**Stored data entries**
START

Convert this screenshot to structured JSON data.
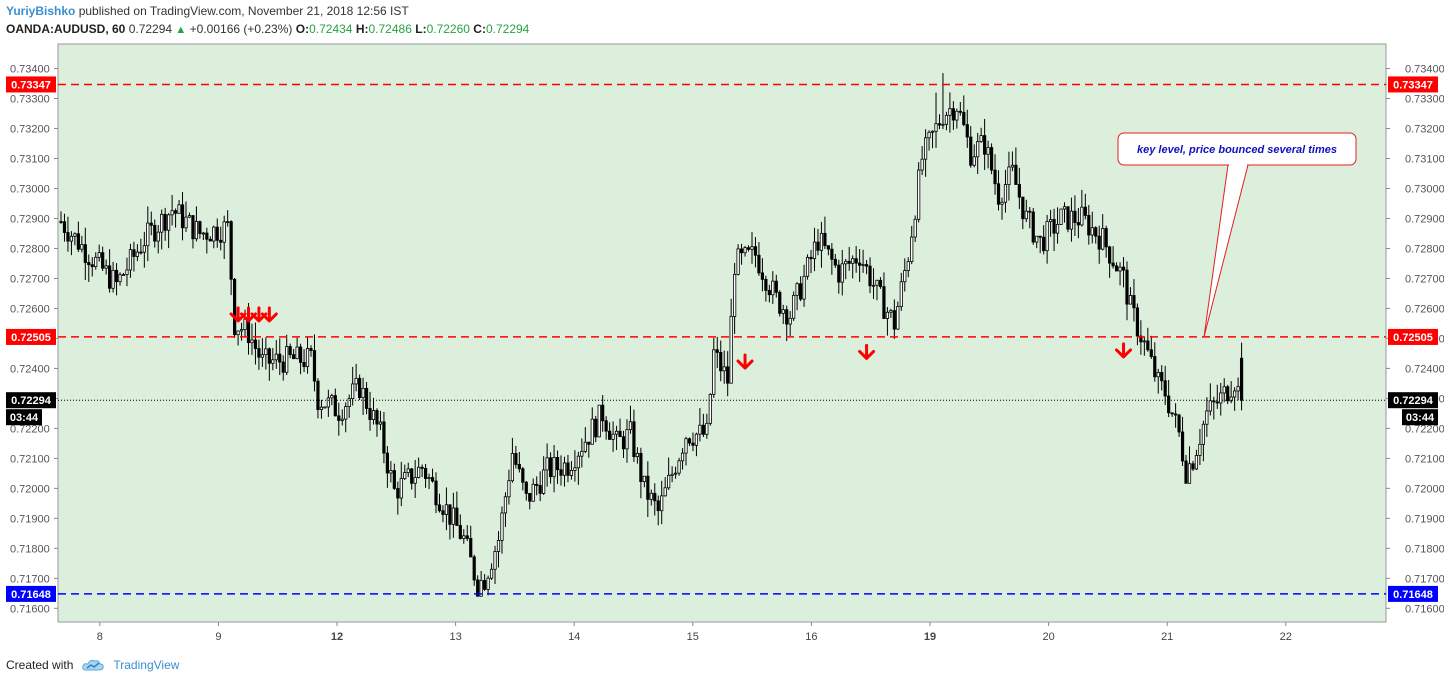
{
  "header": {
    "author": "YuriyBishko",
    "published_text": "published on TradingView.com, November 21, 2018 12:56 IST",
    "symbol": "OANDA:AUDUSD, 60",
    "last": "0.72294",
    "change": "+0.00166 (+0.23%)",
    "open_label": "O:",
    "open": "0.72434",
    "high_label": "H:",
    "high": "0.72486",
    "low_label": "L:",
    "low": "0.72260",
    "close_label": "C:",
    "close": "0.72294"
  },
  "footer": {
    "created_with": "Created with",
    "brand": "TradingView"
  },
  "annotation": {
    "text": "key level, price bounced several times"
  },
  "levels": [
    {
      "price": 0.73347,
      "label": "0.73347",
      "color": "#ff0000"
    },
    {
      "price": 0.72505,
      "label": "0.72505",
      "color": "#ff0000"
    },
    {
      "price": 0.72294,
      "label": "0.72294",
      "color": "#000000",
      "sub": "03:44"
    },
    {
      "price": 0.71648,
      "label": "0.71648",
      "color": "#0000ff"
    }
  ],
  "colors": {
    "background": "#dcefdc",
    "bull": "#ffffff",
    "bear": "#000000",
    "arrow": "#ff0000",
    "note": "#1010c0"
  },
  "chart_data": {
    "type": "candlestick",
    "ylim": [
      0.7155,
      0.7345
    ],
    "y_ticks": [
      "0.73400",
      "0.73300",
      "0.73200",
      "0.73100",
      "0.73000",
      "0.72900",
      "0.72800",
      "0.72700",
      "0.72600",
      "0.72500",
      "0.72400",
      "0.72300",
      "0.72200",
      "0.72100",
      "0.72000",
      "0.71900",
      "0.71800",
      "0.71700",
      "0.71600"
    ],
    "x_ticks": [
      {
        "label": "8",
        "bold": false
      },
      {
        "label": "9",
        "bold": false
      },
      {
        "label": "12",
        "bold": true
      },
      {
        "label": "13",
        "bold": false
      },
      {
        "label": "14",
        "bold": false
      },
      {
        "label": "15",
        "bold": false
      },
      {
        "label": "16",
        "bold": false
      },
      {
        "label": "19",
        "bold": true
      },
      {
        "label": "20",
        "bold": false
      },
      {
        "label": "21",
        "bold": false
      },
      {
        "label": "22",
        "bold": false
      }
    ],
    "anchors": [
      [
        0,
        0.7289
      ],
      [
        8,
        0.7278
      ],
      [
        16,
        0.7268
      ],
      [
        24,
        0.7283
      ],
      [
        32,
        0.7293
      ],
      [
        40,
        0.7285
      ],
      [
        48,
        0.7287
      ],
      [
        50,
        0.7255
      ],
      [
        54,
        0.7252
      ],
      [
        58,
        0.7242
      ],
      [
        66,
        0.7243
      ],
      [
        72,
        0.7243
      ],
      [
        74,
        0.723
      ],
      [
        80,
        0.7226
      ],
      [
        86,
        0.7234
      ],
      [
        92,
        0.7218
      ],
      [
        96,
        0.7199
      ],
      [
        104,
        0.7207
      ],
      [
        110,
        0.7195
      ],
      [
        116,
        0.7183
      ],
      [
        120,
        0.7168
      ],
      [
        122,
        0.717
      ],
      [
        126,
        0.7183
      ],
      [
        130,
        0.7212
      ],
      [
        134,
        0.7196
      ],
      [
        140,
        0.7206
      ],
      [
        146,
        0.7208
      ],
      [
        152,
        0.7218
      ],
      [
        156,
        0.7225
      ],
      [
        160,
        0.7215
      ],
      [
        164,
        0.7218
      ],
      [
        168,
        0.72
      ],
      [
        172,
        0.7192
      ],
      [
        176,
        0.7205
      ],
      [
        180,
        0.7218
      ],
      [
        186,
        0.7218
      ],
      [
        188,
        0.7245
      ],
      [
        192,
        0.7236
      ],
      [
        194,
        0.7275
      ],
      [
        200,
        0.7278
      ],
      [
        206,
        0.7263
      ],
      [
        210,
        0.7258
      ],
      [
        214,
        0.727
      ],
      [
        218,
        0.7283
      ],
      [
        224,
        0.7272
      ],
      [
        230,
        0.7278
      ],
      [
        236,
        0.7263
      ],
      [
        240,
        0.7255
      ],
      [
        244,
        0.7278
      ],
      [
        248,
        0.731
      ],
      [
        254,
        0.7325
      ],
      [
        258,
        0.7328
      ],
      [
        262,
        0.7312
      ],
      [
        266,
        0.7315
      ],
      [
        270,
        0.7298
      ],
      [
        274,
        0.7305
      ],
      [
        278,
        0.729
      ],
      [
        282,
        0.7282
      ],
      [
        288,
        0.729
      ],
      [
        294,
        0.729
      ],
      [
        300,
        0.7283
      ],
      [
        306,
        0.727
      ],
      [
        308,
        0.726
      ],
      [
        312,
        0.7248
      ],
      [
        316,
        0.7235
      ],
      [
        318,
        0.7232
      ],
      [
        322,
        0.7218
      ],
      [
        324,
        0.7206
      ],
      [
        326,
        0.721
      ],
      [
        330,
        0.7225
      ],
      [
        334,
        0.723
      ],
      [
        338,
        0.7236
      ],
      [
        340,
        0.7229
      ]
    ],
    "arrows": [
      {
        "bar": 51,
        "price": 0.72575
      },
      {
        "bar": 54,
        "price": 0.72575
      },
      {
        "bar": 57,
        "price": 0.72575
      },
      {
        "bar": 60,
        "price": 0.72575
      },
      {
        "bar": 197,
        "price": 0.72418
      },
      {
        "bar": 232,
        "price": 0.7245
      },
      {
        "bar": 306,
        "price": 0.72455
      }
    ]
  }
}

END
START

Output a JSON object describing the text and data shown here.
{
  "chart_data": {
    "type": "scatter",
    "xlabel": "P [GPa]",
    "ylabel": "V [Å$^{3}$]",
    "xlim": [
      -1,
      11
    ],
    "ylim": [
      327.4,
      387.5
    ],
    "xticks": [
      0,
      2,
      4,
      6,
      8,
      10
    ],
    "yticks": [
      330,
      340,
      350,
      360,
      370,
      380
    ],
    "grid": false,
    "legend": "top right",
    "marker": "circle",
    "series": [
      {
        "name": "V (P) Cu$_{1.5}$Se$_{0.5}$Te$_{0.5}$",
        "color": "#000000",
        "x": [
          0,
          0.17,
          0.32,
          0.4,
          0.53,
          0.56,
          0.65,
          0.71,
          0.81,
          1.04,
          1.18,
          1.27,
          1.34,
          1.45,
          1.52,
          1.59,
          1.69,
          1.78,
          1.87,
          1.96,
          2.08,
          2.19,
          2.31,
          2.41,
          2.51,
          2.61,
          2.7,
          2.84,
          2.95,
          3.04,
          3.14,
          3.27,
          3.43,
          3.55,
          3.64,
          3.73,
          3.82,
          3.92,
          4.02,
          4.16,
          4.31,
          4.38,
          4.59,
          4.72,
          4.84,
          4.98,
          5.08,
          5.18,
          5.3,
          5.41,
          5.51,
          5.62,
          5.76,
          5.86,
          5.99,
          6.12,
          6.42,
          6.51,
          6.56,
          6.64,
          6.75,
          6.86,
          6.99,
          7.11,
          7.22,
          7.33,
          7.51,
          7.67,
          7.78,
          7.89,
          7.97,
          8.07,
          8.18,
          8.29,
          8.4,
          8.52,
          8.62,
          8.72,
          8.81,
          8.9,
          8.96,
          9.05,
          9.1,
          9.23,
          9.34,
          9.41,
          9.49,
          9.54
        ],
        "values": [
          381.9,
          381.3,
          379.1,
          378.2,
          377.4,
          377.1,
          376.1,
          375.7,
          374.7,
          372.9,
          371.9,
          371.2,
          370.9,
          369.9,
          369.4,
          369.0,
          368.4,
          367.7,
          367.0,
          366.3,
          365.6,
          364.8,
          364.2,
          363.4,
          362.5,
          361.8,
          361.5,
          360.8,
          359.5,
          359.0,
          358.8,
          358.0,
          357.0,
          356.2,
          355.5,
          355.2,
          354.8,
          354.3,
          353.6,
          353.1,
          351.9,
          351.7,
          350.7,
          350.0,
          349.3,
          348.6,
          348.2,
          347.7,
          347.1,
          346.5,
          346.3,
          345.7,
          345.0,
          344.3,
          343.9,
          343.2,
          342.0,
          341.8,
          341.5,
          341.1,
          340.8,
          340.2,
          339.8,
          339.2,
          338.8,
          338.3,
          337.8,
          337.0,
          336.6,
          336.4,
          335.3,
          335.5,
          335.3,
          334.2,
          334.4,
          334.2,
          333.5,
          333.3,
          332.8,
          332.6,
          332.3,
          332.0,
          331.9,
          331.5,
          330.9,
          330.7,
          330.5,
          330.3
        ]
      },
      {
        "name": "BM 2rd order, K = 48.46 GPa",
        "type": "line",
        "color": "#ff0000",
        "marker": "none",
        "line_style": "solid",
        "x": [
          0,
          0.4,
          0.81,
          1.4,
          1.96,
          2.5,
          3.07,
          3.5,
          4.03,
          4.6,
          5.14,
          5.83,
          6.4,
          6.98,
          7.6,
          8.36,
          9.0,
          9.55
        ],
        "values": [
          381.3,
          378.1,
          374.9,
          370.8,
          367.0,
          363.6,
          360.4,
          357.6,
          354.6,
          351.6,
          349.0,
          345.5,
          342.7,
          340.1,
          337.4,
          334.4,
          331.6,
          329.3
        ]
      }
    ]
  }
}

END

**Your task**
Within the listing above, find every line containing the string "name" and return it.

**Reply**
        "name": "V (P) Cu$_{1.5}$Se$_{0.5}$Te$_{0.5}$",
        "name": "BM 2rd order, K = 48.46 GPa",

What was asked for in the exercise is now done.